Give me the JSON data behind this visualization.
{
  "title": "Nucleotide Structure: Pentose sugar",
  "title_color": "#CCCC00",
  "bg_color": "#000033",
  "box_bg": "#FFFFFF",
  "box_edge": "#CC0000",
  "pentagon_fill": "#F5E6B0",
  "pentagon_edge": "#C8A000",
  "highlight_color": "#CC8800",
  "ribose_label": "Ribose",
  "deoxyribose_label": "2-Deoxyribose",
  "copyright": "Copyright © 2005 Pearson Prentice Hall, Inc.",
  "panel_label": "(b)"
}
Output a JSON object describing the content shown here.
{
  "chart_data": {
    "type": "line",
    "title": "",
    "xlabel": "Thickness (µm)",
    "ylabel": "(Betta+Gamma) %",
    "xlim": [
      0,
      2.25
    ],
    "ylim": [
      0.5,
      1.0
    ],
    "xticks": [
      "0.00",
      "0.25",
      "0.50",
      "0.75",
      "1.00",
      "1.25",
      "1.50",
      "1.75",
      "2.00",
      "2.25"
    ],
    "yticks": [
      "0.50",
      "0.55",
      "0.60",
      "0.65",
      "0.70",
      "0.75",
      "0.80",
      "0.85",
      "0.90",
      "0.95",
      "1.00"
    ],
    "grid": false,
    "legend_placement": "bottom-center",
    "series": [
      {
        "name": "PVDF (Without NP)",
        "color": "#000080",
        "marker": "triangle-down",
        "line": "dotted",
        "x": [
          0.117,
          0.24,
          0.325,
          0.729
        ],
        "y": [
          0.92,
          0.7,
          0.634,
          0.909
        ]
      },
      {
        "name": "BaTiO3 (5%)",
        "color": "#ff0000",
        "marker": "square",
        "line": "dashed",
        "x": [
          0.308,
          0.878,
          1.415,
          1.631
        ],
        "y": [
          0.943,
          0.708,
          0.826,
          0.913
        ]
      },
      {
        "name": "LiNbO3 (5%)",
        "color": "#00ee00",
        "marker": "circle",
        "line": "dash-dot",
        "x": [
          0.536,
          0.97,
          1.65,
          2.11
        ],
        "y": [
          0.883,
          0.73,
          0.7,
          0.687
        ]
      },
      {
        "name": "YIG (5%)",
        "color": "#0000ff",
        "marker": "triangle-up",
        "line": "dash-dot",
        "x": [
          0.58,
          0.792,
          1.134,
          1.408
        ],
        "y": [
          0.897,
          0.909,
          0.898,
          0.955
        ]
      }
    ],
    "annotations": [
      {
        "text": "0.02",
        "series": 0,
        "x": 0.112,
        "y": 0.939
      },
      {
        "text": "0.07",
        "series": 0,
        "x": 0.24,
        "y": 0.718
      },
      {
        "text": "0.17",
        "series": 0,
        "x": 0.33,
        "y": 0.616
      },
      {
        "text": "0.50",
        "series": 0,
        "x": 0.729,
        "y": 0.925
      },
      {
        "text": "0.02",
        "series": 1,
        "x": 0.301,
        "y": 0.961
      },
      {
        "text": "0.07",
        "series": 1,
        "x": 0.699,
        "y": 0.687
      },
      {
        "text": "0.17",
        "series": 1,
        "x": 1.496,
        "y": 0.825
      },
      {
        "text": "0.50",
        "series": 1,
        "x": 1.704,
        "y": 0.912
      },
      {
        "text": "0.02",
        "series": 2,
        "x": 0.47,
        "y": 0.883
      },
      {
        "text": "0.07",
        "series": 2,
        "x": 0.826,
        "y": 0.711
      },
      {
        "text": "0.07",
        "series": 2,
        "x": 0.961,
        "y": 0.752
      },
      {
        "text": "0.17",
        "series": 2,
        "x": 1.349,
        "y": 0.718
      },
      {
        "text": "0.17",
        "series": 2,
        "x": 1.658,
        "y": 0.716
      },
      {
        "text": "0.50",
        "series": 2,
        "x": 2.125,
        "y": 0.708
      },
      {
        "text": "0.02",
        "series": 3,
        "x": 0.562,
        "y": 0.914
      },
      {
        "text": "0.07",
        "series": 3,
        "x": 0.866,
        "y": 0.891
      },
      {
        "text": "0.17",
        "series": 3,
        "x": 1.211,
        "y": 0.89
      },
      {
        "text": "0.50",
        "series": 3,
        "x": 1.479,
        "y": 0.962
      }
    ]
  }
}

══════

▸ **Do this**: Extract the complete data, matching each line exactly.

▸ **Solution below**:
Give me the JSON data behind this visualization.
{
  "title": "Nucleotide Structure: Pentose sugar",
  "title_color": "#CCCC00",
  "bg_color": "#000033",
  "box_bg": "#FFFFFF",
  "box_edge": "#CC0000",
  "pentagon_fill": "#F5E6B0",
  "pentagon_edge": "#C8A000",
  "highlight_color": "#CC8800",
  "ribose_label": "Ribose",
  "deoxyribose_label": "2-Deoxyribose",
  "copyright": "Copyright © 2005 Pearson Prentice Hall, Inc.",
  "panel_label": "(b)"
}
Output a JSON object describing the content shown here.
{
  "chart_data": {
    "type": "line",
    "title": "",
    "xlabel": "Thickness (µm)",
    "ylabel": "(Betta+Gamma) %",
    "xlim": [
      0,
      2.25
    ],
    "ylim": [
      0.5,
      1.0
    ],
    "xticks": [
      "0.00",
      "0.25",
      "0.50",
      "0.75",
      "1.00",
      "1.25",
      "1.50",
      "1.75",
      "2.00",
      "2.25"
    ],
    "yticks": [
      "0.50",
      "0.55",
      "0.60",
      "0.65",
      "0.70",
      "0.75",
      "0.80",
      "0.85",
      "0.90",
      "0.95",
      "1.00"
    ],
    "grid": false,
    "legend_placement": "bottom-center",
    "series": [
      {
        "name": "PVDF (Without NP)",
        "color": "#000080",
        "marker": "triangle-down",
        "line": "dotted",
        "x": [
          0.117,
          0.24,
          0.325,
          0.729
        ],
        "y": [
          0.92,
          0.7,
          0.634,
          0.909
        ]
      },
      {
        "name": "BaTiO3 (5%)",
        "color": "#ff0000",
        "marker": "square",
        "line": "dashed",
        "x": [
          0.308,
          0.878,
          1.415,
          1.631
        ],
        "y": [
          0.943,
          0.708,
          0.826,
          0.913
        ]
      },
      {
        "name": "LiNbO3 (5%)",
        "color": "#00ee00",
        "marker": "circle",
        "line": "dash-dot",
        "x": [
          0.536,
          0.97,
          1.65,
          2.11
        ],
        "y": [
          0.883,
          0.73,
          0.7,
          0.687
        ]
      },
      {
        "name": "YIG (5%)",
        "color": "#0000ff",
        "marker": "triangle-up",
        "line": "dash-dot",
        "x": [
          0.58,
          0.792,
          1.134,
          1.408
        ],
        "y": [
          0.897,
          0.909,
          0.898,
          0.955
        ]
      }
    ],
    "annotations": [
      {
        "text": "0.02",
        "series": 0,
        "x": 0.112,
        "y": 0.939
      },
      {
        "text": "0.07",
        "series": 0,
        "x": 0.24,
        "y": 0.718
      },
      {
        "text": "0.17",
        "series": 0,
        "x": 0.33,
        "y": 0.616
      },
      {
        "text": "0.50",
        "series": 0,
        "x": 0.729,
        "y": 0.925
      },
      {
        "text": "0.02",
        "series": 1,
        "x": 0.301,
        "y": 0.961
      },
      {
        "text": "0.07",
        "series": 1,
        "x": 0.699,
        "y": 0.687
      },
      {
        "text": "0.17",
        "series": 1,
        "x": 1.496,
        "y": 0.825
      },
      {
        "text": "0.50",
        "series": 1,
        "x": 1.704,
        "y": 0.912
      },
      {
        "text": "0.02",
        "series": 2,
        "x": 0.47,
        "y": 0.883
      },
      {
        "text": "0.07",
        "series": 2,
        "x": 0.826,
        "y": 0.711
      },
      {
        "text": "0.07",
        "series": 2,
        "x": 0.961,
        "y": 0.752
      },
      {
        "text": "0.17",
        "series": 2,
        "x": 1.349,
        "y": 0.718
      },
      {
        "text": "0.17",
        "series": 2,
        "x": 1.658,
        "y": 0.716
      },
      {
        "text": "0.50",
        "series": 2,
        "x": 2.125,
        "y": 0.708
      },
      {
        "text": "0.02",
        "series": 3,
        "x": 0.562,
        "y": 0.914
      },
      {
        "text": "0.07",
        "series": 3,
        "x": 0.866,
        "y": 0.891
      },
      {
        "text": "0.17",
        "series": 3,
        "x": 1.211,
        "y": 0.89
      },
      {
        "text": "0.50",
        "series": 3,
        "x": 1.479,
        "y": 0.962
      }
    ]
  }
}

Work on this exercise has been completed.